> [MATERIAL PROVIDED]:

====

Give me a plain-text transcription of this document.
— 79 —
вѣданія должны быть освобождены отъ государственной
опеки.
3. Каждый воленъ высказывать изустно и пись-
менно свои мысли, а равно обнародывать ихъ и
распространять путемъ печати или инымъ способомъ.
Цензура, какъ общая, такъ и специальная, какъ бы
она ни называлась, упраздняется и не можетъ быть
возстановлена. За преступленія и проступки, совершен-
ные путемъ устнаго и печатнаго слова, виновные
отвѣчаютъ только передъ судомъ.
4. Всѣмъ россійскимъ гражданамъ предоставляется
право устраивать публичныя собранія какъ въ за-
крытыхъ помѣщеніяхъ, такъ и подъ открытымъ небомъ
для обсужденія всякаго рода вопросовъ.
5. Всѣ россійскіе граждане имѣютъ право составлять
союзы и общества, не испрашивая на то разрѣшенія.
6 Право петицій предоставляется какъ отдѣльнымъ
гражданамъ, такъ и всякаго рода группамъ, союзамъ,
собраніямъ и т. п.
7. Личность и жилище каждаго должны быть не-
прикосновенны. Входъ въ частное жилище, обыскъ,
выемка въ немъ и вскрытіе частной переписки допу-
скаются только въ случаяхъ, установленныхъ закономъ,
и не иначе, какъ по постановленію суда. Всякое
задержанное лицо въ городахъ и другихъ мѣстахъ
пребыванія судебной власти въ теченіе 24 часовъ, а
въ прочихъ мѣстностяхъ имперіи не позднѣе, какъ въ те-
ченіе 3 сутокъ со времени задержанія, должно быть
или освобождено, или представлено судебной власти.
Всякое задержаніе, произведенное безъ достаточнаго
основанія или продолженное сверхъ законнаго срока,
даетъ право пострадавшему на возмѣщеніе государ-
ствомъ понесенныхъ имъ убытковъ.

====

> [INSTRUCTIONS FOR THE TASK]:
Search the records for the word "гражданамъ", then list every line that has it.

> [RESULT]:
4. Всѣмъ россійскимъ гражданамъ предоставляется
гражданамъ, такъ и всякаго рода группамъ, союзамъ,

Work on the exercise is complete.